═════ 文本节选

#牛客春招刷题训练营# https://www.nowcoder.com/practice/acead2f4c28c401889915da98ecdc6bf?channelPut=w25springcamp
观察本题,我们可以通过线段树去来记录前缀和,从而以O(logn)的复杂度完成每次查询
#include <bits/stdc++.h>
#define LCHILD(p) (((p)<<1)|1)
#define RCHILD(P) (((p)+1)<<1)
#define int long long
using namespace std;
void solve()
{
int n,m;
cin>>n>>m;
vector<int> data(n);
for(int i=0;i<n;i++)
{
cin>>data[i];
}
struct node{
int field;
};
vector<struct node> st(4*n);
auto pushup=[&](int p)->void
{
st[p].field=st[LCHILD(p)].field+st[RCHILD(P)].field;
};
auto build=[&](auto&& build,int p,int left,int right)->void{
if(left==right)
{
st[p].field=data[left];
return;
}
int mid=(left+right)>>1;
build(build,LCHILD(p),left,mid);
build(build,RCHILD(P),mid+1,right);
pushup(p);
};
auto query=[&](auto&&query,int p,int left,int right,int qleft,int qright)->int{
if(left>qright||right<qleft){
return 0;
}
if(left>=qleft&&right<=qright)
{
return st[p].field;
}
int mid=(right+left)>>1;
int q1=query(query,LCHILD(p),left,mid,qleft,qright);
int q2=query(query,RCHILD(P),mid+1,right,qleft,qright);
return q1+q2;
};
build(build,0,0,n-1);
for(int i=0;i<m;i++)
{
int l,r;
cin>>l>>r;
cout<<query(query,0,0,n-1,l-1,r-1)<<endl;
}
}
signed main() {
int t=1;
while(t--)
{
solve();
}
}
// 64 位输出请用 printf("%lld")

══════════
═════ 所给数据

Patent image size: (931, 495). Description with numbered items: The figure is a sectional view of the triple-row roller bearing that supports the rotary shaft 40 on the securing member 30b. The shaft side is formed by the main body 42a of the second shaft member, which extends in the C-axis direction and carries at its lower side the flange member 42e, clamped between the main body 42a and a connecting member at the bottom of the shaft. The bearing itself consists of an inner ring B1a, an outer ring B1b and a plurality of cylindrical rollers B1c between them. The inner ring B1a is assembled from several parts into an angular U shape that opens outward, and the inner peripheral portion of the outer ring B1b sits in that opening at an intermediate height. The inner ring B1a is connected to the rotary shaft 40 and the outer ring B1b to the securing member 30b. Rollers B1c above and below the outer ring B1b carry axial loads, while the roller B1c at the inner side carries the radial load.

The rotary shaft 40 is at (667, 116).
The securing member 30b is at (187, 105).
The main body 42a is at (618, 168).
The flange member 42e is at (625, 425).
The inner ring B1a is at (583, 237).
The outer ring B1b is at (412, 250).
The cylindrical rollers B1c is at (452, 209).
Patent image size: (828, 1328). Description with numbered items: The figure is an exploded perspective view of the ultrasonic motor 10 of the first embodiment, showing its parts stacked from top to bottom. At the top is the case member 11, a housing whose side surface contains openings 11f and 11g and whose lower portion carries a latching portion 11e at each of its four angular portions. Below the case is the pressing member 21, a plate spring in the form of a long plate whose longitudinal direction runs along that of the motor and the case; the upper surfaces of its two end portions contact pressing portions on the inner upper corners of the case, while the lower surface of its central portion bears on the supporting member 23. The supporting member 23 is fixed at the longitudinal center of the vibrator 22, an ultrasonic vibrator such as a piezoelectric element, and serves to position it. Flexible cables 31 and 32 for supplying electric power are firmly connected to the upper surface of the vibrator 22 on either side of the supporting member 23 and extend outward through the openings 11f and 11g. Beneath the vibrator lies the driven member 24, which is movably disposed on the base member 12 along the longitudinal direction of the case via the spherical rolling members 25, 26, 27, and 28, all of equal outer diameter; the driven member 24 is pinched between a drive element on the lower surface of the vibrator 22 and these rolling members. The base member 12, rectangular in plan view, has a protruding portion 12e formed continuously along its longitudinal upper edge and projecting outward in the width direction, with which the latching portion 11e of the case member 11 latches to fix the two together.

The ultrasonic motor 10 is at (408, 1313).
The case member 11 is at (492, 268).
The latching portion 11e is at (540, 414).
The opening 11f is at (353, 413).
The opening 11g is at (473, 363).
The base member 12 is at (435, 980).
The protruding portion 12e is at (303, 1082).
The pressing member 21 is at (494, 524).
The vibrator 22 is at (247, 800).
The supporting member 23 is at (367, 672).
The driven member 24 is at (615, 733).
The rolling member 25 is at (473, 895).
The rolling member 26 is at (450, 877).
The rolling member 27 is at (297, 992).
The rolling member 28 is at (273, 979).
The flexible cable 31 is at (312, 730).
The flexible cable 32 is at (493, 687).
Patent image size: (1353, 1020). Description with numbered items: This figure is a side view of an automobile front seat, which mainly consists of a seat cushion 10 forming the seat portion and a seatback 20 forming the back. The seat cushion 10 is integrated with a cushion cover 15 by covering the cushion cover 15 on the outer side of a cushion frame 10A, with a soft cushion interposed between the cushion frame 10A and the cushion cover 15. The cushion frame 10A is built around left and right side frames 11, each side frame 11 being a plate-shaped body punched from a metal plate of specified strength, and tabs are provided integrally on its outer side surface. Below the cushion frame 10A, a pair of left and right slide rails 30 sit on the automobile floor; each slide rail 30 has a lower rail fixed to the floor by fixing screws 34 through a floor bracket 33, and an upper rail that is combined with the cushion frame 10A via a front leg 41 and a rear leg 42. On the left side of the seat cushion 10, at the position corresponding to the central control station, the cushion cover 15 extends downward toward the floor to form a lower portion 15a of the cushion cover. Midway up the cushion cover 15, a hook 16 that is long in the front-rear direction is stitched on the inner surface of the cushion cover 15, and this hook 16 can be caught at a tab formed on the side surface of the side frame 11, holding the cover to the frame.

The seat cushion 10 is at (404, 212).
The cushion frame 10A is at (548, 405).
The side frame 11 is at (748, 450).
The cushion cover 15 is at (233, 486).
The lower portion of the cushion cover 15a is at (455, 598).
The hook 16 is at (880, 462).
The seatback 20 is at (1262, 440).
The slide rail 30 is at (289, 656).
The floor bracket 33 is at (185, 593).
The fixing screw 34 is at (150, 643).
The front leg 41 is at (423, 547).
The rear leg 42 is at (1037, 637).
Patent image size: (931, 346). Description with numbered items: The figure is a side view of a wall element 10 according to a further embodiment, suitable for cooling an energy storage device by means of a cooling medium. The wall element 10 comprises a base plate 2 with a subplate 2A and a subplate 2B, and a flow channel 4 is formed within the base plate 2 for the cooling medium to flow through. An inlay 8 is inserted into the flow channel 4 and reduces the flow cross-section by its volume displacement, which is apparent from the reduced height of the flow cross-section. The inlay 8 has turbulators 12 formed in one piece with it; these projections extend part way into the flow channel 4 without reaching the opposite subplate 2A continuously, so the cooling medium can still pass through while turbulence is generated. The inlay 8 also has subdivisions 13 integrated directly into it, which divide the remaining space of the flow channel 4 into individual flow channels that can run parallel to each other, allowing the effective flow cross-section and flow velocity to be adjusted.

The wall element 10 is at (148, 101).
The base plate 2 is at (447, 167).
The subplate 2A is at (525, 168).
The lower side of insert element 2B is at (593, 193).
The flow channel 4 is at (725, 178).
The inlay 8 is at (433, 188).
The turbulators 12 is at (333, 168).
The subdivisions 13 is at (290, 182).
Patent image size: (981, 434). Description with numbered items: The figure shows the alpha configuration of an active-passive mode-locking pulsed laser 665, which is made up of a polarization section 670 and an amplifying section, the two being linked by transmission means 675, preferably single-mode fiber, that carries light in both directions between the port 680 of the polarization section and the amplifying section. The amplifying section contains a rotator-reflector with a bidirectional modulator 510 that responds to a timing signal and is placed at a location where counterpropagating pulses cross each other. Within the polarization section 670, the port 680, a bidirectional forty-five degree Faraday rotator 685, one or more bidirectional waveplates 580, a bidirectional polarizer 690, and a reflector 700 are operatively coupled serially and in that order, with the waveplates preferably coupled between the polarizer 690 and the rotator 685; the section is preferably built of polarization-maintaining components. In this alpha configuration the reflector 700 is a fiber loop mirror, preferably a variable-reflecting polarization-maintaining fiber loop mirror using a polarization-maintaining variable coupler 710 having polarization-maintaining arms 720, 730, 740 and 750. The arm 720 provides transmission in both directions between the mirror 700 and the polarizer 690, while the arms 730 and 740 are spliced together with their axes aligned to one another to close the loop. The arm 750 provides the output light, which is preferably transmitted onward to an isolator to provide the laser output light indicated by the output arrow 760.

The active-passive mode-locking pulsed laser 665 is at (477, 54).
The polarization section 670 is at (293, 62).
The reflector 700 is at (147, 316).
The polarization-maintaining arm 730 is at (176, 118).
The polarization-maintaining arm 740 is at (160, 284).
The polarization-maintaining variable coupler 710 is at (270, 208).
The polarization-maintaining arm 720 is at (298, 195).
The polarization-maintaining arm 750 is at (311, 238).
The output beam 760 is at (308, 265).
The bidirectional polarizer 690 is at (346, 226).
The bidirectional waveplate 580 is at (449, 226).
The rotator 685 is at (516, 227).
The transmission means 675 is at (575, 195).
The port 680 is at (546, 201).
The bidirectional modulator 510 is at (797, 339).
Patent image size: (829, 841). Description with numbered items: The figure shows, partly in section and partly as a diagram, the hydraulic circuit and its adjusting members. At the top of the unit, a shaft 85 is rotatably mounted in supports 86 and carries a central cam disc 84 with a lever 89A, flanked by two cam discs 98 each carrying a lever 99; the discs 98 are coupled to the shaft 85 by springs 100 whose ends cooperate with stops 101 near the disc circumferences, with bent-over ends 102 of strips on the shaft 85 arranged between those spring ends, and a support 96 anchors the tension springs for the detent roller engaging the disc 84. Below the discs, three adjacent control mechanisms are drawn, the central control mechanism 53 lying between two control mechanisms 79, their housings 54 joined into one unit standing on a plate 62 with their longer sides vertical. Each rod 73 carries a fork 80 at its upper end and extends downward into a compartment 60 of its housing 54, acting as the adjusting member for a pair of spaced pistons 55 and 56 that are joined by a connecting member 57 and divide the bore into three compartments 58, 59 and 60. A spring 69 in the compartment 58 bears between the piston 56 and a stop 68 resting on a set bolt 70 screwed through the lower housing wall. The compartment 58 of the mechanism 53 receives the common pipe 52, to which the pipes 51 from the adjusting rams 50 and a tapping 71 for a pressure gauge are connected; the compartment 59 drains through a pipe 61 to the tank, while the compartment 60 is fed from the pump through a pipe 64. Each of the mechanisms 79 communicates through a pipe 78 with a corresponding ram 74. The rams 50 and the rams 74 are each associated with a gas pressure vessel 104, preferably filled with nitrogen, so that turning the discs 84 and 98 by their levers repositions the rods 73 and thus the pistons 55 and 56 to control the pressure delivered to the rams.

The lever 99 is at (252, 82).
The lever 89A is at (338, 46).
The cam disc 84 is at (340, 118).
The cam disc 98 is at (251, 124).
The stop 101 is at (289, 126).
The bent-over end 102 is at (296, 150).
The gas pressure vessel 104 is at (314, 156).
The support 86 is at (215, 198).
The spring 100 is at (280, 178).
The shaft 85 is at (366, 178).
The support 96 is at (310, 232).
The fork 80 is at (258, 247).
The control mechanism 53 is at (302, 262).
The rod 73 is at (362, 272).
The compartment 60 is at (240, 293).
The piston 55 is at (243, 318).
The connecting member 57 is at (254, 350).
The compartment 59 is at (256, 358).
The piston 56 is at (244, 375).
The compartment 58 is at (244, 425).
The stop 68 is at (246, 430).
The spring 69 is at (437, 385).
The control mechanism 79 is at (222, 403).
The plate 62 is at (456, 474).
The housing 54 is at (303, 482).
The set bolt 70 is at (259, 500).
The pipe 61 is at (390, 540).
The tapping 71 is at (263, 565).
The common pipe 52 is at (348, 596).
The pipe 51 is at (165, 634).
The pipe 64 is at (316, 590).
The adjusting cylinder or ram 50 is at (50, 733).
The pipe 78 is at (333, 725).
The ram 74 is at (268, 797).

══════════

* 任务要求 *
1 – 把上面线段树题解中从“#牛客春招刷题训练营# ht”到“#define RCHILD(P) (((p)+1)<<1)”的那段原文一字不改地返回。
2 – 从上面的记录里选出含有字符串“seatback”的所有行，大小写须完全一致。

* 各题答案 *
1 –
#牛客春招刷题训练营# https://www.nowcoder.com/practice/acead2f4c28c401889915da98ecdc6bf?channelPut=w25springcamp
观察本题,我们可以通过线段树去来记录前缀和,从而以O(logn)的复杂度完成每次查询
#include <bits/stdc++.h>
#define LCHILD(p) (((p)<<1)|1)
#define RCHILD(P) (((p)+1)<<1)

2 –
Patent image size: (1353, 1020). Description with numbered items: This figure is a side view of an automobile front seat, which mainly consists of a seat cushion 10 forming the seat portion and a seatback 20 forming the back. The seat cushion 10 is integrated with a cushion cover 15 by covering the cushion cover 15 on the outer side of a cushion frame 10A, with a soft cushion interposed between the cushion frame 10A and the cushion cover 15. The cushion frame 10A is built around left and right side frames 11, each side frame 11 being a plate-shaped body punched from a metal plate of specified strength, and tabs are provided integrally on its outer side surface. Below the cushion frame 10A, a pair of left and right slide rails 30 sit on the automobile floor; each slide rail 30 has a lower rail fixed to the floor by fixing screws 34 through a floor bracket 33, and an upper rail that is combined with the cushion frame 10A via a front leg 41 and a rear leg 42. On the left side of the seat cushion 10, at the position corresponding to the central control station, the cushion cover 15 extends downward toward the floor to form a lower portion 15a of the cushion cover. Midway up the cushion cover 15, a hook 16 that is long in the front-rear direction is stitched on the inner surface of the cushion cover 15, and this hook 16 can be caught at a tab formed on the side surface of the side frame 11, holding the cover to the frame.
The seatback 20 is at (1262, 440).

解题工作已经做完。